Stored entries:

────────────────

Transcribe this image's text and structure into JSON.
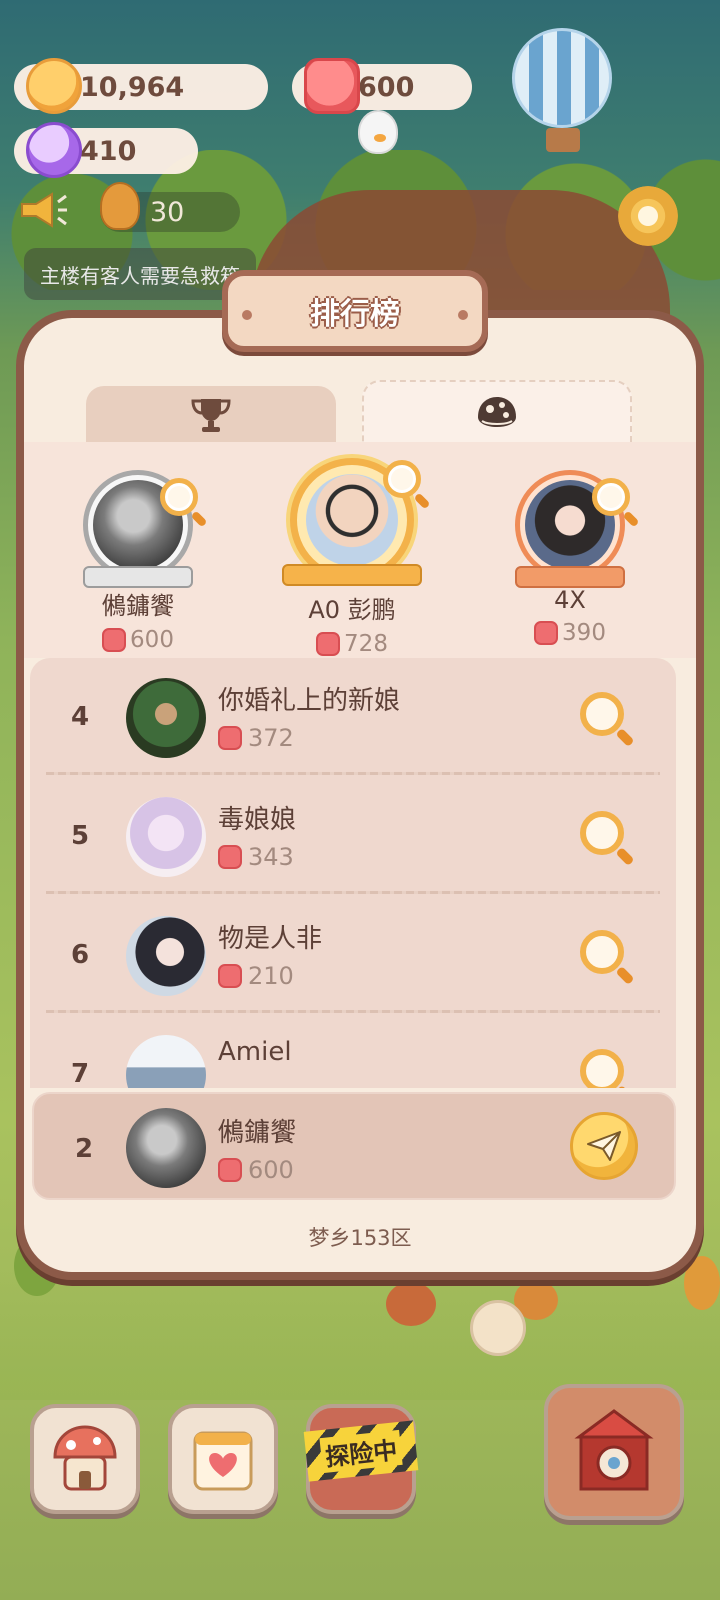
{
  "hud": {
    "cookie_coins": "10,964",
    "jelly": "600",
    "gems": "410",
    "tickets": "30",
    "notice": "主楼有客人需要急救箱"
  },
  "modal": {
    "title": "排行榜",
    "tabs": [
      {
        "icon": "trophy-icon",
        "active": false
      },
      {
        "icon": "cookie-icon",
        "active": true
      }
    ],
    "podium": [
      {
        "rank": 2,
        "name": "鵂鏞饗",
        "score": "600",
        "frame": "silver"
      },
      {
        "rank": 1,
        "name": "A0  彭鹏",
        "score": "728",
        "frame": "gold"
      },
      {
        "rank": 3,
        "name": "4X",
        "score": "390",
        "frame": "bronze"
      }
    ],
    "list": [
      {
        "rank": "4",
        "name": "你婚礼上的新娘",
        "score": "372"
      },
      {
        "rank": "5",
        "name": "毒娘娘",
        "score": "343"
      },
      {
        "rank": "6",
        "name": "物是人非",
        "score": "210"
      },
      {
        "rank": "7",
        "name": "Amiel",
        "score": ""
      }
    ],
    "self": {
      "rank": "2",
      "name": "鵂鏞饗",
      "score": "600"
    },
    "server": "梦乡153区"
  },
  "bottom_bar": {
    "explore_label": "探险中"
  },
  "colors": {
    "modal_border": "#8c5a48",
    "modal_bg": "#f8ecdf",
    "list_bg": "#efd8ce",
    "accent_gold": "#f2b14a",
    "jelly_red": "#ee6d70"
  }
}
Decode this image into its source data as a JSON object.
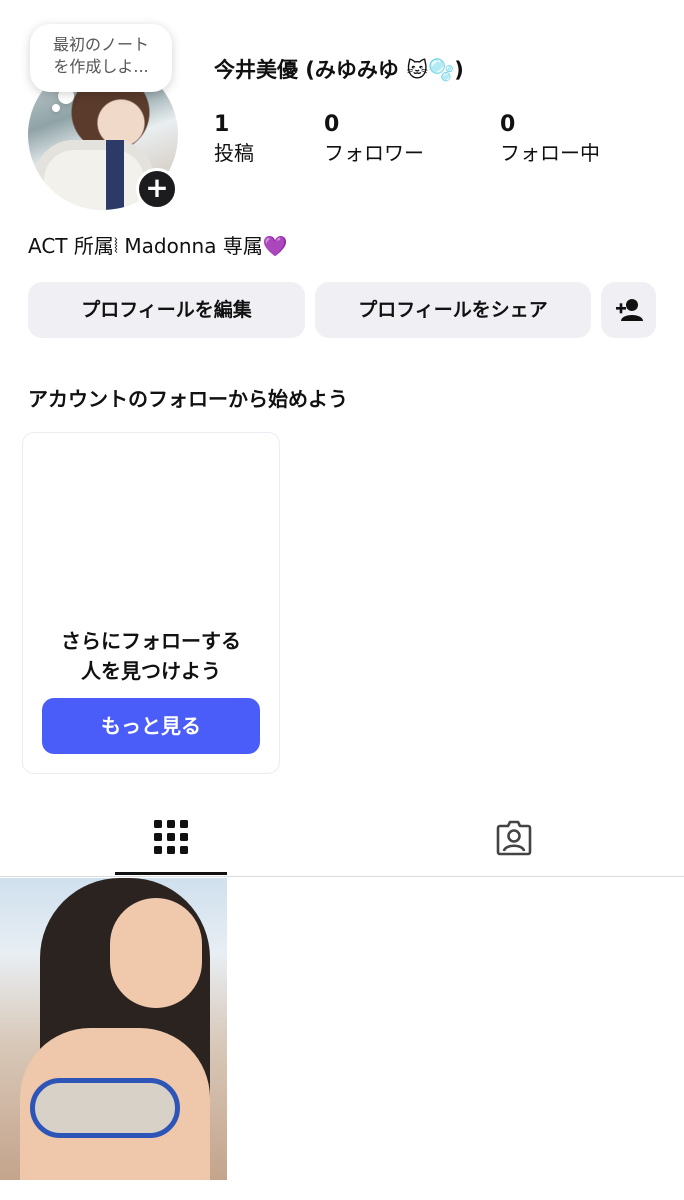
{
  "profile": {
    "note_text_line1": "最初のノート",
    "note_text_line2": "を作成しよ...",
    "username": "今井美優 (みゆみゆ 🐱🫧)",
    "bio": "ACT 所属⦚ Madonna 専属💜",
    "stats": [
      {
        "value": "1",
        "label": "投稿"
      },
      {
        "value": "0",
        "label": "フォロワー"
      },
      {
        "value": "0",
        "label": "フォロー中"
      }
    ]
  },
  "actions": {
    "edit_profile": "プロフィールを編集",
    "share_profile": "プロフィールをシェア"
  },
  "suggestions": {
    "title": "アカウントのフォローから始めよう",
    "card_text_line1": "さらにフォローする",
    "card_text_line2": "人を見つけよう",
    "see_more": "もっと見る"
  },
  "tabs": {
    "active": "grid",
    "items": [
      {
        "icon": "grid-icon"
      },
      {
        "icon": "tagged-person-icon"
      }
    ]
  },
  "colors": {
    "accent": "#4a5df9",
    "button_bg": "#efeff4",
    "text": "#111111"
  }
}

────────────────

**Short task**. In the entries above, count every line containing the word "rank". Write only the total.

**Full output**. 8